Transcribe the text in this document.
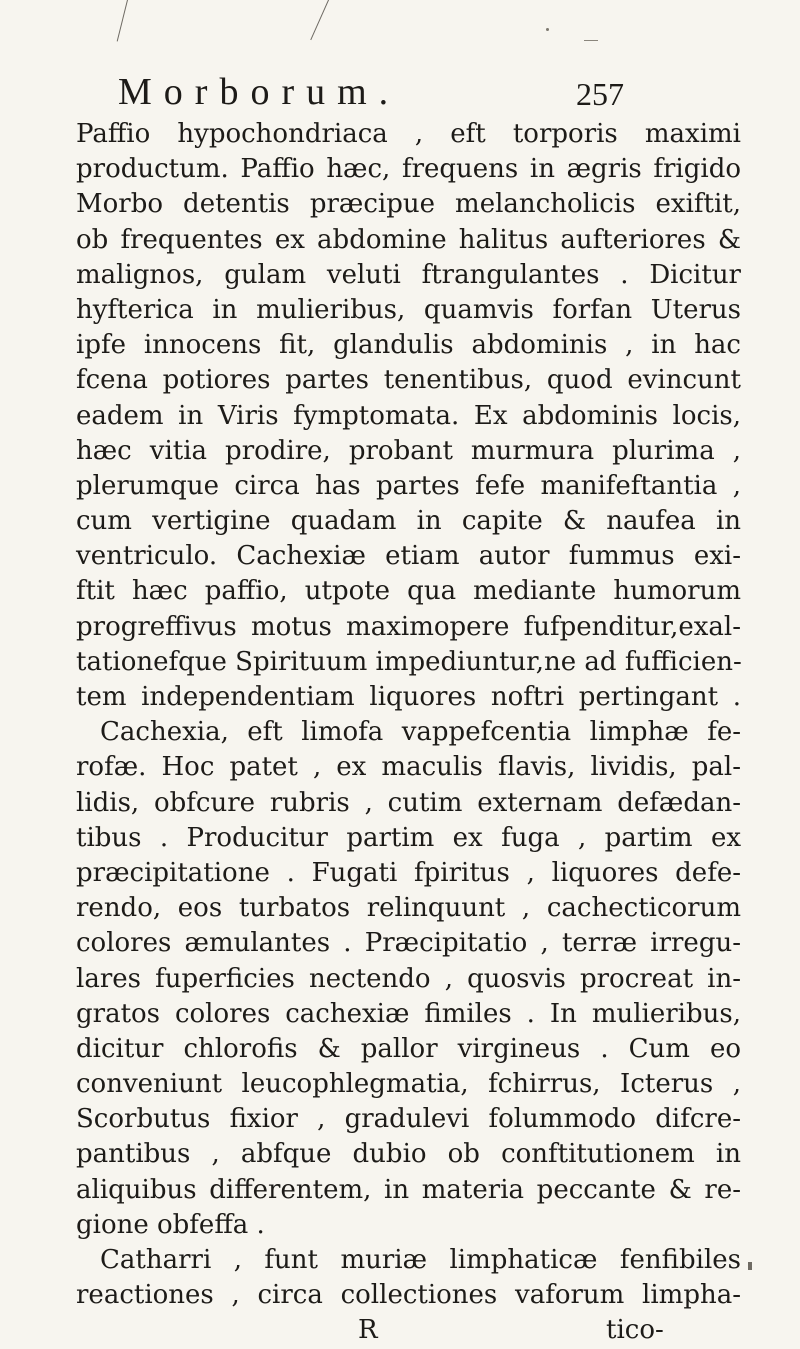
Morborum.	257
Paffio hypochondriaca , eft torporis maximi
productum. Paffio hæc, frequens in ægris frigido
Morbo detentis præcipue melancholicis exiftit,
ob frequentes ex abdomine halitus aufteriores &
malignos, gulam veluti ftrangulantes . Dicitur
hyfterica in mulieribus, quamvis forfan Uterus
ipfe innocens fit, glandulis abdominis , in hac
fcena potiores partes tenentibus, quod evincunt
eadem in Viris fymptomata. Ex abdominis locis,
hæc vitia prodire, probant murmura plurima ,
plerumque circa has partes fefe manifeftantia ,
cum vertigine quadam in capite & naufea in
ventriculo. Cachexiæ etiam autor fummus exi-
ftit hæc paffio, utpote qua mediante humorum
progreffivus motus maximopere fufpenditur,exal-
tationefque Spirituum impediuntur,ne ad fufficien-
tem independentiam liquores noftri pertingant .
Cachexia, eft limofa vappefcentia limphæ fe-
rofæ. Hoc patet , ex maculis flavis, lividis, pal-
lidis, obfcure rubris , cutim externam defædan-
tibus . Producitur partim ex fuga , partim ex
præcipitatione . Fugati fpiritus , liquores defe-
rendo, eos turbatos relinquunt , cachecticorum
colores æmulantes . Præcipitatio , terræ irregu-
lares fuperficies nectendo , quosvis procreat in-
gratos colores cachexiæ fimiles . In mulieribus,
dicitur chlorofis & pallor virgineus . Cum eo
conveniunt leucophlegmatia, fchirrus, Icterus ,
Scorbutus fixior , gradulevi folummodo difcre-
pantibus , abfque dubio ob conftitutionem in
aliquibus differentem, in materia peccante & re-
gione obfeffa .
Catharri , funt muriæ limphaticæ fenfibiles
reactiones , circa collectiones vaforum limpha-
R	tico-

* _WORK TO COMPLETE_
Return the listing above unchanged, apart from dropping its pictures.

* _FINAL RESULT_
Transcribe the text in this document.
Morborum.	257
Paffio hypochondriaca , eft torporis maximi
productum. Paffio hæc, frequens in ægris frigido
Morbo detentis præcipue melancholicis exiftit,
ob frequentes ex abdomine halitus aufteriores &
malignos, gulam veluti ftrangulantes . Dicitur
hyfterica in mulieribus, quamvis forfan Uterus
ipfe innocens fit, glandulis abdominis , in hac
fcena potiores partes tenentibus, quod evincunt
eadem in Viris fymptomata. Ex abdominis locis,
hæc vitia prodire, probant murmura plurima ,
plerumque circa has partes fefe manifeftantia ,
cum vertigine quadam in capite & naufea in
ventriculo. Cachexiæ etiam autor fummus exi-
ftit hæc paffio, utpote qua mediante humorum
progreffivus motus maximopere fufpenditur,exal-
tationefque Spirituum impediuntur,ne ad fufficien-
tem independentiam liquores noftri pertingant .
Cachexia, eft limofa vappefcentia limphæ fe-
rofæ. Hoc patet , ex maculis flavis, lividis, pal-
lidis, obfcure rubris , cutim externam defædan-
tibus . Producitur partim ex fuga , partim ex
præcipitatione . Fugati fpiritus , liquores defe-
rendo, eos turbatos relinquunt , cachecticorum
colores æmulantes . Præcipitatio , terræ irregu-
lares fuperficies nectendo , quosvis procreat in-
gratos colores cachexiæ fimiles . In mulieribus,
dicitur chlorofis & pallor virgineus . Cum eo
conveniunt leucophlegmatia, fchirrus, Icterus ,
Scorbutus fixior , gradulevi folummodo difcre-
pantibus , abfque dubio ob conftitutionem in
aliquibus differentem, in materia peccante & re-
gione obfeffa .
Catharri , funt muriæ limphaticæ fenfibiles
reactiones , circa collectiones vaforum limpha-
R	tico-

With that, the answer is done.